● WRITTEN TASK:
Provide only the number of lines in the data below that contain the string "pressure".

● DATASET ENTRIES:
____

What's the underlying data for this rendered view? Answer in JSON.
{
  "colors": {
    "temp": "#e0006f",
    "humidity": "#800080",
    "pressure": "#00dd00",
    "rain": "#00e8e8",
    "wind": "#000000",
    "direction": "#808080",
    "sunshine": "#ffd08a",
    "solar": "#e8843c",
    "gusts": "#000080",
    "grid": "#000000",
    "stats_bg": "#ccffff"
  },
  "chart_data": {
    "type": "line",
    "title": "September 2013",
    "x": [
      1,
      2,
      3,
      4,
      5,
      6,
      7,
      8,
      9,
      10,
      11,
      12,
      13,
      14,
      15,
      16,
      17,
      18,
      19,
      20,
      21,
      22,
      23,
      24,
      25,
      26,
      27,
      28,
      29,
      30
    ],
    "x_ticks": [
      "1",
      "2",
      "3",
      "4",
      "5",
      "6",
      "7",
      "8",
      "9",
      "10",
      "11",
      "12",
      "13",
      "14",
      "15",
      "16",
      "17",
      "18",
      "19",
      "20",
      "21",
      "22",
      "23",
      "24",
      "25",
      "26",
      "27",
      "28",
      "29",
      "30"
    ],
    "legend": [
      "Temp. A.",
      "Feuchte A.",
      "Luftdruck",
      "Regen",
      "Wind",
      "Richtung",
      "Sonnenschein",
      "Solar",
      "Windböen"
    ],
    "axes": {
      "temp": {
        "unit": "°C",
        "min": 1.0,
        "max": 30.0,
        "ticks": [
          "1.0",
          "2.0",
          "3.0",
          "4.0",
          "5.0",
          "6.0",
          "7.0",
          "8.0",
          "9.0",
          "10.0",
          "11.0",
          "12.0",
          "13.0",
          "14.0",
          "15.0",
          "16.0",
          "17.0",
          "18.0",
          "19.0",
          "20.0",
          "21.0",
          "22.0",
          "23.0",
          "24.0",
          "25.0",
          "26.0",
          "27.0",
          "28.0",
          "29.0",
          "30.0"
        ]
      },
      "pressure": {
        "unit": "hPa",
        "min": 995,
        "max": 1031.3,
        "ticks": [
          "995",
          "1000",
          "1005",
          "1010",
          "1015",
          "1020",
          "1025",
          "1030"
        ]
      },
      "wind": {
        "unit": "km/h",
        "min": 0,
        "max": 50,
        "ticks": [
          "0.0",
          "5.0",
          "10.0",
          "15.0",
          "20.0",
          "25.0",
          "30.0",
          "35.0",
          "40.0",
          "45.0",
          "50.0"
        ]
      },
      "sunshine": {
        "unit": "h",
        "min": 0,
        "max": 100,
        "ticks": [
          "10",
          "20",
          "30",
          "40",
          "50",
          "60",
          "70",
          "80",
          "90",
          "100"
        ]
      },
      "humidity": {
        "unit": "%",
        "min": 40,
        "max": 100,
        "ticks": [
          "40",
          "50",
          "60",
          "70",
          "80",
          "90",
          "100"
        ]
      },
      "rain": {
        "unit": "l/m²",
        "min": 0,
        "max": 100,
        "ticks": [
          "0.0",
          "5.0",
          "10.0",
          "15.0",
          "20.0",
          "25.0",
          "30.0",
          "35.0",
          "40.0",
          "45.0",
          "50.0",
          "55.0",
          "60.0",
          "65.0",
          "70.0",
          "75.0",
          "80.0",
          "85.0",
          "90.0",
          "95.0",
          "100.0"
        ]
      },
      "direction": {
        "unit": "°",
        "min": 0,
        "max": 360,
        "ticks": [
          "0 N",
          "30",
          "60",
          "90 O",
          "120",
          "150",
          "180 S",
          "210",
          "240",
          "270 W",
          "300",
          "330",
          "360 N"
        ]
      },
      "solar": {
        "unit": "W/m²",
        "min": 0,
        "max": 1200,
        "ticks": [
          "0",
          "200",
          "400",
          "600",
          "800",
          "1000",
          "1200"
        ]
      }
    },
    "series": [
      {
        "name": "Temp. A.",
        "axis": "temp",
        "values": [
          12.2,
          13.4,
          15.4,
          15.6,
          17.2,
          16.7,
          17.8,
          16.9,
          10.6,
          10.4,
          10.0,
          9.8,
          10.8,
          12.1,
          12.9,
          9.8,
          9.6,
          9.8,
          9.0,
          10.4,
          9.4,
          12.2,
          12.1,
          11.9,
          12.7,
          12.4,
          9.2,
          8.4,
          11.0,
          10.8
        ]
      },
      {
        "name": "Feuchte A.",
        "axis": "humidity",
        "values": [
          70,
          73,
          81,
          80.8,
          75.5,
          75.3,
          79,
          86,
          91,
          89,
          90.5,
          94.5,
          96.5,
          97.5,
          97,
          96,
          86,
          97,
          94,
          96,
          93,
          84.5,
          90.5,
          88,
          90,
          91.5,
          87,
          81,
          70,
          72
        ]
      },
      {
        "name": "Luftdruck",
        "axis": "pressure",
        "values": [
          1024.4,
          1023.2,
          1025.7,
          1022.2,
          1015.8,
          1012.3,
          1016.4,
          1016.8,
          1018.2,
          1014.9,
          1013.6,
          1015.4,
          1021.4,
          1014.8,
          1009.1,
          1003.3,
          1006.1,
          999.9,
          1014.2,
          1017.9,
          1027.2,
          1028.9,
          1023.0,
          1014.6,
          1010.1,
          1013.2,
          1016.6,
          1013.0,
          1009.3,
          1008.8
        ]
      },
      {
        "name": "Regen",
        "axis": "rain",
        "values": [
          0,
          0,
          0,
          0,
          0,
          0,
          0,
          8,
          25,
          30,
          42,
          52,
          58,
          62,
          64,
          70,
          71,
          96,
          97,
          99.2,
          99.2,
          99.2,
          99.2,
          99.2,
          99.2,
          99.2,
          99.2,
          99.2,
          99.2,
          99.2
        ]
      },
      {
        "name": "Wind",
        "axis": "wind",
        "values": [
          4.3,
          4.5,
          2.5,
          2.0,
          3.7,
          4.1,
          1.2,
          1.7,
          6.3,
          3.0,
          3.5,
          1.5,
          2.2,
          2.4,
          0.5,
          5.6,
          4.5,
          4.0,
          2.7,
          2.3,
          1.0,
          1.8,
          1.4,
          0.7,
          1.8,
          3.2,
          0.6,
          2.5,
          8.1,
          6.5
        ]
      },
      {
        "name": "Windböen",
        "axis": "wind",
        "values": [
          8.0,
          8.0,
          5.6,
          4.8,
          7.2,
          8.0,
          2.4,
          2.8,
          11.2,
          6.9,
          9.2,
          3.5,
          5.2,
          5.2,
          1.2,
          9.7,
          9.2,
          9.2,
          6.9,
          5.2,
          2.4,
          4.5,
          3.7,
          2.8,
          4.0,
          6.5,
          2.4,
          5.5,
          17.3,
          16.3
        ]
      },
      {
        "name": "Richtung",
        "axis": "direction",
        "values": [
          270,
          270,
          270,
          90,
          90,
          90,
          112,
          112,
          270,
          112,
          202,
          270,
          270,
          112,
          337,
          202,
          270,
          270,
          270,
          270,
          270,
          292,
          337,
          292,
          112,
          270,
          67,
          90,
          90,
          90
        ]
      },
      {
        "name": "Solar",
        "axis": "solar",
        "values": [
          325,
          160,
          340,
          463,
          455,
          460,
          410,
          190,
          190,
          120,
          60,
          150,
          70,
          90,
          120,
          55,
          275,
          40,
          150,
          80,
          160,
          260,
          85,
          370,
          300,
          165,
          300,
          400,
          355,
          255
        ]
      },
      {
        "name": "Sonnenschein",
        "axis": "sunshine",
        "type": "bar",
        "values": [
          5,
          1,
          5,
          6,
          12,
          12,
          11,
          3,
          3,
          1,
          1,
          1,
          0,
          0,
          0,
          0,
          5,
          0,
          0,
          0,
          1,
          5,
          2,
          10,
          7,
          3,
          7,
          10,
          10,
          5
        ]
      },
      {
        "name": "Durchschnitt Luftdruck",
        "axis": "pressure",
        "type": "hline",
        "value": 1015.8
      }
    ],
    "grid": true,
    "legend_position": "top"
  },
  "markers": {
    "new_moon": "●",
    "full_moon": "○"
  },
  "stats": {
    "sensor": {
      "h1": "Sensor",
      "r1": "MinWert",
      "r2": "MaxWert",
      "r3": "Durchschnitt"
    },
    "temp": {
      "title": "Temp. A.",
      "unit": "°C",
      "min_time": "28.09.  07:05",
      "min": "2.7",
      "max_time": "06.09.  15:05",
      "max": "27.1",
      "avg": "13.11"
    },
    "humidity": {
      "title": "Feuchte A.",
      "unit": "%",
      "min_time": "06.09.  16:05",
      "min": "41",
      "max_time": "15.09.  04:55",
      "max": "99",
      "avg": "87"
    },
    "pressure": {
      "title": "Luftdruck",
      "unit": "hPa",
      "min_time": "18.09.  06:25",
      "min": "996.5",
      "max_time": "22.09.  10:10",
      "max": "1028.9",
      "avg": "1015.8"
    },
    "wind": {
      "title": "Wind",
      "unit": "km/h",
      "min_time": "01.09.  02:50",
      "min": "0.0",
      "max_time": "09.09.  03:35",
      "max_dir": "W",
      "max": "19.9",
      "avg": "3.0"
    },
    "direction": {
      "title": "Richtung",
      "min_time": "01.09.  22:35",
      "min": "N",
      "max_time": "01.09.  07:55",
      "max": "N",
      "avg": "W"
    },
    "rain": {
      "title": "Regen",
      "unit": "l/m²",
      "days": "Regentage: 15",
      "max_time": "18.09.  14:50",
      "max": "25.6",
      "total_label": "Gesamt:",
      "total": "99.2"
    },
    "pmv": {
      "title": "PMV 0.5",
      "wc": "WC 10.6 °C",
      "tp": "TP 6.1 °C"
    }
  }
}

____

● COMPLETED TASK:
5